Activity: What follows is a set of records. Repeat every one of them exactly.

Exercise data:
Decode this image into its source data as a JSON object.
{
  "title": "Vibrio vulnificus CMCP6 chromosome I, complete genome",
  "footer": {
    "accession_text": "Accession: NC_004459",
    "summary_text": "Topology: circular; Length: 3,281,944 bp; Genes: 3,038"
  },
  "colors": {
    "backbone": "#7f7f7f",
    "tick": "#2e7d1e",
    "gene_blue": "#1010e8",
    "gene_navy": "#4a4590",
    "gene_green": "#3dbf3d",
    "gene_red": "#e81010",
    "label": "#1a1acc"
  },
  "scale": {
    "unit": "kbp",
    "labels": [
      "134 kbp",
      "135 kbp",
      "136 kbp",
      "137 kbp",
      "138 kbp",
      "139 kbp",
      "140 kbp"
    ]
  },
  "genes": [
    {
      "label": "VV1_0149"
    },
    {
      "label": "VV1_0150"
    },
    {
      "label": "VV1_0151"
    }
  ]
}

Reply to the task:
Decode this image into its source data as a JSON object.
{
  "title": "Vibrio vulnificus CMCP6 chromosome I, complete genome",
  "footer": {
    "accession_text": "Accession: NC_004459",
    "summary_text": "Topology: circular; Length: 3,281,944 bp; Genes: 3,038"
  },
  "colors": {
    "backbone": "#7f7f7f",
    "tick": "#2e7d1e",
    "gene_blue": "#1010e8",
    "gene_navy": "#4a4590",
    "gene_green": "#3dbf3d",
    "gene_red": "#e81010",
    "label": "#1a1acc"
  },
  "scale": {
    "unit": "kbp",
    "labels": [
      "134 kbp",
      "135 kbp",
      "136 kbp",
      "137 kbp",
      "138 kbp",
      "139 kbp",
      "140 kbp"
    ]
  },
  "genes": [
    {
      "label": "VV1_0149"
    },
    {
      "label": "VV1_0150"
    },
    {
      "label": "VV1_0151"
    }
  ]
}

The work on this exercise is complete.